* Begin Records *
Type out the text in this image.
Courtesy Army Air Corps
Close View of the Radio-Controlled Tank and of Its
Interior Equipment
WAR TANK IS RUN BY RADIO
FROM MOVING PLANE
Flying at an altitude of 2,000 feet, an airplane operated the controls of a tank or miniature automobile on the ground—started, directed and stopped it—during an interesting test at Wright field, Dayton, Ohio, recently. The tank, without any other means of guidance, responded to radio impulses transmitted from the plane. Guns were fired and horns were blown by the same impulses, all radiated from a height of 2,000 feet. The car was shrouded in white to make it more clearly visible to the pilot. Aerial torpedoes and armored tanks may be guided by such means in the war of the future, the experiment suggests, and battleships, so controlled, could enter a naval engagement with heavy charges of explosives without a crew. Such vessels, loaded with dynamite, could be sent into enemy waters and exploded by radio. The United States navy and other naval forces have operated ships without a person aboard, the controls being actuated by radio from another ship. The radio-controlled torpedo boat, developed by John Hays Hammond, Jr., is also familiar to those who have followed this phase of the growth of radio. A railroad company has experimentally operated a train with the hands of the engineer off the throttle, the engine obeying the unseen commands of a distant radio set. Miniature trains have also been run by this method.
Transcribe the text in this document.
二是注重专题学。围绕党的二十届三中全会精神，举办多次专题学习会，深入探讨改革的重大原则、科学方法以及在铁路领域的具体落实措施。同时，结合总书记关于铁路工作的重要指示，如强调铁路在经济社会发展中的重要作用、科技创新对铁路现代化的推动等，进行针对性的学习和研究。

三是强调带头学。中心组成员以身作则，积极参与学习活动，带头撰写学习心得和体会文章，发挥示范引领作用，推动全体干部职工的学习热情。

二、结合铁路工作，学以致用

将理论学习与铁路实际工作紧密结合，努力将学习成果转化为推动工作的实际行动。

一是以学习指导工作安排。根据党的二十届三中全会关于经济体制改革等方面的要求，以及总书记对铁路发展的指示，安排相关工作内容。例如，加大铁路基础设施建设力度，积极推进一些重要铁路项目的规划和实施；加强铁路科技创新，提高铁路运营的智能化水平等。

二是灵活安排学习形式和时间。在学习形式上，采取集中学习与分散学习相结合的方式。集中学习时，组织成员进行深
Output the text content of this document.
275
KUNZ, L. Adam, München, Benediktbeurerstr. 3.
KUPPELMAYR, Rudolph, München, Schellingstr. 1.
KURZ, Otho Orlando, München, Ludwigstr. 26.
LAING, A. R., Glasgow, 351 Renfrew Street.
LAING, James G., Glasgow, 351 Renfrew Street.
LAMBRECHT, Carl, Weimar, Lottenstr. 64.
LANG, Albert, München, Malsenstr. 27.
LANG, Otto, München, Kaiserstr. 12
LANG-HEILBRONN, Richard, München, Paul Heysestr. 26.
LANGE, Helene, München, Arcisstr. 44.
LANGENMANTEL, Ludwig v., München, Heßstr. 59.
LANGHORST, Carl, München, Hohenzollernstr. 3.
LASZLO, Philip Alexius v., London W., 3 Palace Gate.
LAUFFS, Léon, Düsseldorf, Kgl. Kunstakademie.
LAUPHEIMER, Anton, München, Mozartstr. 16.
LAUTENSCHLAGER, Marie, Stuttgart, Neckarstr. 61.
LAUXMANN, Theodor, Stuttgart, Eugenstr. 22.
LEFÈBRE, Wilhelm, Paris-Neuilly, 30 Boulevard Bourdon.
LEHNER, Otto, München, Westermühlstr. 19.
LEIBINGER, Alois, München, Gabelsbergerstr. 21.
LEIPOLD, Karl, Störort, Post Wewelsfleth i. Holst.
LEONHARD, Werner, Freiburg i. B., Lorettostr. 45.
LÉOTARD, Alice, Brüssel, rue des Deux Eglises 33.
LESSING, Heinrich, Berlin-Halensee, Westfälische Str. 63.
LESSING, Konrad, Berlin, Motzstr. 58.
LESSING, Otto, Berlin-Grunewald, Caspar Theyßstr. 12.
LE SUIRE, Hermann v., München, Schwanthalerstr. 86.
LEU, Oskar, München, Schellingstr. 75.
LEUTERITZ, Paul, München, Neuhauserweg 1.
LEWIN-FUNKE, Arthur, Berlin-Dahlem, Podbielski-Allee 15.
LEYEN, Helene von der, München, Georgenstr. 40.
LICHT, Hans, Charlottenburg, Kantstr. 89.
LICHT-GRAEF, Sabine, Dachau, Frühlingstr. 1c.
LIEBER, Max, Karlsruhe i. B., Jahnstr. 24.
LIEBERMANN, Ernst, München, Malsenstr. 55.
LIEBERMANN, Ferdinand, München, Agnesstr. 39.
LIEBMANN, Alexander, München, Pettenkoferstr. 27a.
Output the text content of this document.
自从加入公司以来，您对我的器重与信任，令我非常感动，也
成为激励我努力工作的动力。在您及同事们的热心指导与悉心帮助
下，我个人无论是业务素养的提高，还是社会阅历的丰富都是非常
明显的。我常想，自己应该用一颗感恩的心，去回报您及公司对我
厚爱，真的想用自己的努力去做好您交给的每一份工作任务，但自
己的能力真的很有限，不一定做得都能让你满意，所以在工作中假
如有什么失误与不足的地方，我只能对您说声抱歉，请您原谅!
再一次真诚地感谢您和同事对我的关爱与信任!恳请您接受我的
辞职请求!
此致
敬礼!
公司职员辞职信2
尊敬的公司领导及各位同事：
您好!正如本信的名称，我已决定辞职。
* End Records *
** Directions **
Search the listing above for the string "LICHT". Copy every line that contains it.

** Solution for this task **
LICHT, Hans, Charlottenburg, Kantstr. 89.
LICHT-GRAEF, Sabine, Dachau, Frühlingstr. 1c.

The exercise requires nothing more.